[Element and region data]
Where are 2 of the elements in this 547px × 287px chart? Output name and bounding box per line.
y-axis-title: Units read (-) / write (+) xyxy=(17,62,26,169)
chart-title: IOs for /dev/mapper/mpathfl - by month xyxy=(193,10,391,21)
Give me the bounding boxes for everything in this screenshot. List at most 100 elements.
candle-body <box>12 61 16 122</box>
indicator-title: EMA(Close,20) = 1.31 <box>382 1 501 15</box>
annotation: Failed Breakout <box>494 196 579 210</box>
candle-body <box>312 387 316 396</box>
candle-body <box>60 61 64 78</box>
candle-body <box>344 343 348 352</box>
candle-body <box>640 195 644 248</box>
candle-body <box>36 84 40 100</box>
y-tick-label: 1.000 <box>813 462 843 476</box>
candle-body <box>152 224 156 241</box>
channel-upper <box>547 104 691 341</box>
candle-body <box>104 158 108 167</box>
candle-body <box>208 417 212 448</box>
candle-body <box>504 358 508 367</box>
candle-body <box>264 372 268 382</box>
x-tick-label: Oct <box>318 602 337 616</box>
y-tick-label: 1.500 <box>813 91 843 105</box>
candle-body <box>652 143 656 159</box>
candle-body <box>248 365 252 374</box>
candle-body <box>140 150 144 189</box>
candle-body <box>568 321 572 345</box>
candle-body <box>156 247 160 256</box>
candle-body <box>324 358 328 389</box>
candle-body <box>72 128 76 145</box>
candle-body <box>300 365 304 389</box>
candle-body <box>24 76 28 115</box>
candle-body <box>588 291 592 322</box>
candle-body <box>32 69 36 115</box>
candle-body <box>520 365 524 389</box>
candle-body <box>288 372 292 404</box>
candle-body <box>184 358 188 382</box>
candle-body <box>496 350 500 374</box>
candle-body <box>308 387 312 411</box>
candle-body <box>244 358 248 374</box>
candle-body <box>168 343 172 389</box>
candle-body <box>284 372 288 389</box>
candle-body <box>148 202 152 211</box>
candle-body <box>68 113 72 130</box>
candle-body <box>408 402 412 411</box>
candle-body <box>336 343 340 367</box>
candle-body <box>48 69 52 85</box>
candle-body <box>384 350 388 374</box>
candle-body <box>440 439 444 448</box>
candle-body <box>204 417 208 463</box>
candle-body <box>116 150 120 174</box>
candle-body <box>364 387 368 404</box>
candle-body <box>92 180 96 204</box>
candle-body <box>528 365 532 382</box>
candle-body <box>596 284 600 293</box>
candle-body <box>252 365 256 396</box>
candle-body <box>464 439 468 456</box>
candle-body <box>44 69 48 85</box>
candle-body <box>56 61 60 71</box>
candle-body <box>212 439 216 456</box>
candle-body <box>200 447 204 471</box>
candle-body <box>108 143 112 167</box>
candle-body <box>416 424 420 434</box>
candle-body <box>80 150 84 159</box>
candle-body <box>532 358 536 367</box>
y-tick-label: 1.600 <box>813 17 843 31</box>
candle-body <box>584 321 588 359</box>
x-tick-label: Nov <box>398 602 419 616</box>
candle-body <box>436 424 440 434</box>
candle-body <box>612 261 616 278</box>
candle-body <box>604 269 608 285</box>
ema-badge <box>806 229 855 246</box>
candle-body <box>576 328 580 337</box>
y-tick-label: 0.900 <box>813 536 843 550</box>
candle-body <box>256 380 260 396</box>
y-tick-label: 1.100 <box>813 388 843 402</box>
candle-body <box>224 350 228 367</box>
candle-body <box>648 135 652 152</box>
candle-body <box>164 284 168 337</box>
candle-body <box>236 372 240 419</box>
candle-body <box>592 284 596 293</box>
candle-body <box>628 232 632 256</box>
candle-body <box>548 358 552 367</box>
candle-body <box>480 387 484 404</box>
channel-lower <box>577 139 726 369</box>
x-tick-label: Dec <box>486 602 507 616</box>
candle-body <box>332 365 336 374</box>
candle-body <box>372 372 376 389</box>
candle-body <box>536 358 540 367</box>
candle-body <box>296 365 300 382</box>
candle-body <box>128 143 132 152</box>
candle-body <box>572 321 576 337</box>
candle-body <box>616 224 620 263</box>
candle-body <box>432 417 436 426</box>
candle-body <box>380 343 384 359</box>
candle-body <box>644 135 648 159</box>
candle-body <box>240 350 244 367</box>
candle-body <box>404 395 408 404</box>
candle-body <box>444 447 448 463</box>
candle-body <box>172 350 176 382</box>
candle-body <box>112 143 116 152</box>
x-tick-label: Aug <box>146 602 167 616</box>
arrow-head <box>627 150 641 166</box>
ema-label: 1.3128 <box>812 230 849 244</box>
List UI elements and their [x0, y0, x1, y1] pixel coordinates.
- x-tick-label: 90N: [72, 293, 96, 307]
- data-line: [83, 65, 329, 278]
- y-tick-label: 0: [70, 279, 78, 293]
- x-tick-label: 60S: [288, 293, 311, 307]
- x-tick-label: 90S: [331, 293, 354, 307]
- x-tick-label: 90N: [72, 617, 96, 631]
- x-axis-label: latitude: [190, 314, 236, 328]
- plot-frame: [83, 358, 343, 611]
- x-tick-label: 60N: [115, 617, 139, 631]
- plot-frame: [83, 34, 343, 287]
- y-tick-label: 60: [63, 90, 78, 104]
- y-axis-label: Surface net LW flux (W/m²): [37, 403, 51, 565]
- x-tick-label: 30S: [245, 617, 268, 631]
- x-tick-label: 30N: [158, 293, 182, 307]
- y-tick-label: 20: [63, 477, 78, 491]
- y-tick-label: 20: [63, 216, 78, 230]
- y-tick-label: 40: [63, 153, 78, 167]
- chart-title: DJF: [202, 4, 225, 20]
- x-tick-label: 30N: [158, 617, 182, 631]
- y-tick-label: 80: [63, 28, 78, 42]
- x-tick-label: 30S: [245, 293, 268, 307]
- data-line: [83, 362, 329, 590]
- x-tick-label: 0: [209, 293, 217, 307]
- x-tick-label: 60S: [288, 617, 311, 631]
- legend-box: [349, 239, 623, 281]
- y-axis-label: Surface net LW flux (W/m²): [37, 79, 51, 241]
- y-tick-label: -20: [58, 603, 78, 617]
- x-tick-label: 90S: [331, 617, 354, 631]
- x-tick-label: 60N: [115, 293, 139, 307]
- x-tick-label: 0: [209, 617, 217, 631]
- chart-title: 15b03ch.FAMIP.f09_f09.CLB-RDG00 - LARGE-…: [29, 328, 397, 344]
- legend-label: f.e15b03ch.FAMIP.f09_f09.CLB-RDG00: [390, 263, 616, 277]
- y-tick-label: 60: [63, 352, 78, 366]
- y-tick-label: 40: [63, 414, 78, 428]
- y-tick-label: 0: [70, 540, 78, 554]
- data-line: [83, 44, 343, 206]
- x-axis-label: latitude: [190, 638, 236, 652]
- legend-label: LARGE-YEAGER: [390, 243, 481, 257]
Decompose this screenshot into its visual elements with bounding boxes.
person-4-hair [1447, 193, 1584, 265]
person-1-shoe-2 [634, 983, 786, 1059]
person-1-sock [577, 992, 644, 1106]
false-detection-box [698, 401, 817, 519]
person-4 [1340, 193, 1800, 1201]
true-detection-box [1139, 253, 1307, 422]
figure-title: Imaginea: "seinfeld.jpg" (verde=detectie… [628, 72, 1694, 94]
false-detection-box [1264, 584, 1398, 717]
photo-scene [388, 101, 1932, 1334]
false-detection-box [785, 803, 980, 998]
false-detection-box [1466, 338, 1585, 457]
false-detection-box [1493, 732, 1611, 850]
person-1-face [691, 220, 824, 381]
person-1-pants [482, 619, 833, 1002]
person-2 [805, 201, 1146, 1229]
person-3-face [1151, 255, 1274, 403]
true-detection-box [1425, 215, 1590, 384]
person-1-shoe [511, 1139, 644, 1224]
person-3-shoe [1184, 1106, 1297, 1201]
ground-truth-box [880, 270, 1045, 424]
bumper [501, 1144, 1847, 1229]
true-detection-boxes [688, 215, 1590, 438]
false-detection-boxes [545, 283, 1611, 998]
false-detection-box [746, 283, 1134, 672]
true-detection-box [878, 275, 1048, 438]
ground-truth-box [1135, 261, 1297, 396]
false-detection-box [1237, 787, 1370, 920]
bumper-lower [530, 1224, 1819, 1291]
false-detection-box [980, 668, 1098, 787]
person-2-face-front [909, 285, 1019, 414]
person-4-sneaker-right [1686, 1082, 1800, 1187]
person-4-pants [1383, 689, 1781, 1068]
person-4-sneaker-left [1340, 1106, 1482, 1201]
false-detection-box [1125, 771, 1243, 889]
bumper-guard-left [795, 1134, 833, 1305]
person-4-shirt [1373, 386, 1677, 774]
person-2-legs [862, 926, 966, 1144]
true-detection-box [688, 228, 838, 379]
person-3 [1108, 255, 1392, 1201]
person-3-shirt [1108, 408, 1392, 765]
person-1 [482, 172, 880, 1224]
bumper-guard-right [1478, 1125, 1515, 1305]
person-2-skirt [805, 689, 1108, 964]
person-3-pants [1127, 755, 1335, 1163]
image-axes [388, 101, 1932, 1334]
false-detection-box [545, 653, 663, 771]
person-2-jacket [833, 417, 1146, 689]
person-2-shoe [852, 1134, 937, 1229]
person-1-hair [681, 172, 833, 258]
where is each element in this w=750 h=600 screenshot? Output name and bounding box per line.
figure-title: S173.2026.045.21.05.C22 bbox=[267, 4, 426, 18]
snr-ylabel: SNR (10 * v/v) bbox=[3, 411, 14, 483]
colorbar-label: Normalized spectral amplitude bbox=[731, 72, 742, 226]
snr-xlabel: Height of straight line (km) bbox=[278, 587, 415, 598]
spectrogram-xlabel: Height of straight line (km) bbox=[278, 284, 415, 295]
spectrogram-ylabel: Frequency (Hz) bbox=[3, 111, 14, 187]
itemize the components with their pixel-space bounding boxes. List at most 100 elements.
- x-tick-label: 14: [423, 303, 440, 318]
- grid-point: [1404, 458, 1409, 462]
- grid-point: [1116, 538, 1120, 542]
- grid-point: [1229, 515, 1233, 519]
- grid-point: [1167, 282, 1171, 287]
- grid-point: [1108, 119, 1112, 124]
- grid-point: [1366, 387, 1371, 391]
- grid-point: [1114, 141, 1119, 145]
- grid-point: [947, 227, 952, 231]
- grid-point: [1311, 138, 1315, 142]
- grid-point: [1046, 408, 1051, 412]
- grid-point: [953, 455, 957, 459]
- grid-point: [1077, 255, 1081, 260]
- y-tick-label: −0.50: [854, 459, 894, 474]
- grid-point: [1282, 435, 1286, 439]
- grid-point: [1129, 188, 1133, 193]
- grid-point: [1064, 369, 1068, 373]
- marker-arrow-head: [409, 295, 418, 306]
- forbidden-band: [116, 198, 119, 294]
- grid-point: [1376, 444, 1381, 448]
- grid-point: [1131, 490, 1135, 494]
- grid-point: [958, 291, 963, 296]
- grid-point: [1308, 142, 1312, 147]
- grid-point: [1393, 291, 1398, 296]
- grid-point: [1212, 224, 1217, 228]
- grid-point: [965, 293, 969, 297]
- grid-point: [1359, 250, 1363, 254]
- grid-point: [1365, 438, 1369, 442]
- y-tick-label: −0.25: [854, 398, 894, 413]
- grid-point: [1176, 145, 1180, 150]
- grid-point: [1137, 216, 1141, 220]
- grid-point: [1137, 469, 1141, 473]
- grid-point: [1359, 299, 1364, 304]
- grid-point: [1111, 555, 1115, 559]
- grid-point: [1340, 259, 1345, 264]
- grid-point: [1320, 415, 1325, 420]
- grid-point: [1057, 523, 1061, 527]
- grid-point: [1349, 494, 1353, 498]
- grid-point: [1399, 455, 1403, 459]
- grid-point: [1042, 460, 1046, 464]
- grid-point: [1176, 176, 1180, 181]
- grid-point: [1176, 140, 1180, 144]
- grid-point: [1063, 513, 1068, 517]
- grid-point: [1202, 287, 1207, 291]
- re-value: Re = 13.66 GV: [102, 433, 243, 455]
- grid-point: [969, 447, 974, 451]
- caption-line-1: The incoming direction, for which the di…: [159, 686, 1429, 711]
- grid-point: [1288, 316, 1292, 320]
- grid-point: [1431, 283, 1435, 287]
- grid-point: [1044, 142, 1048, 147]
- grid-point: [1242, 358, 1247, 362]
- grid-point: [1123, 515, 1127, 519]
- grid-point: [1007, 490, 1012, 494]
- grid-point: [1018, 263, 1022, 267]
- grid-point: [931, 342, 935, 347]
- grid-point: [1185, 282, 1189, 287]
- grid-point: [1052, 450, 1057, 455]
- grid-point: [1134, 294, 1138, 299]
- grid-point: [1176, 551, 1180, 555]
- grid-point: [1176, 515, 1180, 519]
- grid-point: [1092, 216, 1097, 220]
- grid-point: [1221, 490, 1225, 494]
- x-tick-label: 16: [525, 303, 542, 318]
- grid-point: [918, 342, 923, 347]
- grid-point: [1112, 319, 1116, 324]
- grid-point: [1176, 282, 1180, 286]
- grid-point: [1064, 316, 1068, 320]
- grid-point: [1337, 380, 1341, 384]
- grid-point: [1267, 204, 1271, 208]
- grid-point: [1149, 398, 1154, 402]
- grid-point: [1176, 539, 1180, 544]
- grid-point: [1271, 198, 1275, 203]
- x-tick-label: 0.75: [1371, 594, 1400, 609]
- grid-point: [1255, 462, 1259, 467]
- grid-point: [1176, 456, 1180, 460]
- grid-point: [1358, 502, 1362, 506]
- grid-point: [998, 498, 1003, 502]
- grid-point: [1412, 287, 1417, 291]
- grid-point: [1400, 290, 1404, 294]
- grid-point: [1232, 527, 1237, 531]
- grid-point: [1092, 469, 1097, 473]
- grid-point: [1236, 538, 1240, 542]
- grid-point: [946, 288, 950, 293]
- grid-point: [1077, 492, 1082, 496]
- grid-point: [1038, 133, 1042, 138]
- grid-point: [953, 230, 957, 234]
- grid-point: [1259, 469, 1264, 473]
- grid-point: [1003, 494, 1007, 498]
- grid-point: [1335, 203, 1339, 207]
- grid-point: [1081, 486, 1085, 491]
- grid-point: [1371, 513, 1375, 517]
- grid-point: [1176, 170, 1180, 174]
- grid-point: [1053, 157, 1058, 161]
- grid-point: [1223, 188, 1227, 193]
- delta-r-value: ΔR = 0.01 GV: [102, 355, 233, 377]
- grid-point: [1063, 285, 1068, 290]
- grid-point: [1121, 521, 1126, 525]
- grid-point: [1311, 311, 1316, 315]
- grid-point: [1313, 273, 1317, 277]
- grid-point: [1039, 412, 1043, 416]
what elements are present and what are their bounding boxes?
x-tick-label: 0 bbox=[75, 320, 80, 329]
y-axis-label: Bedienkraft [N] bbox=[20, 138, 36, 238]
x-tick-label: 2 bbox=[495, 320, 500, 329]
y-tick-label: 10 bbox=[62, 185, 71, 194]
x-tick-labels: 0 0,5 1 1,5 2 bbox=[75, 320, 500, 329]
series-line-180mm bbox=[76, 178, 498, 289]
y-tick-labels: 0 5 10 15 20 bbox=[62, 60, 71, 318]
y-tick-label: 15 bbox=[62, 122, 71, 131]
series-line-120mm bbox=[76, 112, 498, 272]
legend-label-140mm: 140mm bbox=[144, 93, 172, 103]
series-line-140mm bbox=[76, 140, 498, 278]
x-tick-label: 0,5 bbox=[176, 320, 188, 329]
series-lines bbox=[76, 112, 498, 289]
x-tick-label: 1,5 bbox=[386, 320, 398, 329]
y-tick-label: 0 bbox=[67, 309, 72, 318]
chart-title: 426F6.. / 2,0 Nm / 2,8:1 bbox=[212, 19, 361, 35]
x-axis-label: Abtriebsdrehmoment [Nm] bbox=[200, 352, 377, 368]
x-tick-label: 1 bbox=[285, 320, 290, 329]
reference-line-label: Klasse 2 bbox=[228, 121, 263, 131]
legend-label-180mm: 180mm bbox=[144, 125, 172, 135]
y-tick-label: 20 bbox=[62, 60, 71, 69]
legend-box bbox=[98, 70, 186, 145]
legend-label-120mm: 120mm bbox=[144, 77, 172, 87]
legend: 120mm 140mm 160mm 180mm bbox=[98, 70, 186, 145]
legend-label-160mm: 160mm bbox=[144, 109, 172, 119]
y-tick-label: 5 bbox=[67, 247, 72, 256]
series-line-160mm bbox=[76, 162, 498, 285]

* _Goal of the exercise_: Convert the rows above, starting with the very first line and going on through the line that contains "candle-body <box>12 61 16 122</box>", into a JSON list of strings with one string per line. Leave out any blank lines and include no other rows.

* _Response to the task_:
[
  "Where are 2 of the elements in this 547px × 287px chart? Output name and bounding box per line.",
  "y-axis-title: Units read (-) / write (+) xyxy=(17,62,26,169)",
  "chart-title: IOs for /dev/mapper/mpathfl - by month xyxy=(193,10,391,21)",
  "Give me the bounding boxes for everything in this screenshot. List at most 100 elements.",
  "candle-body <box>12 61 16 122</box>"
]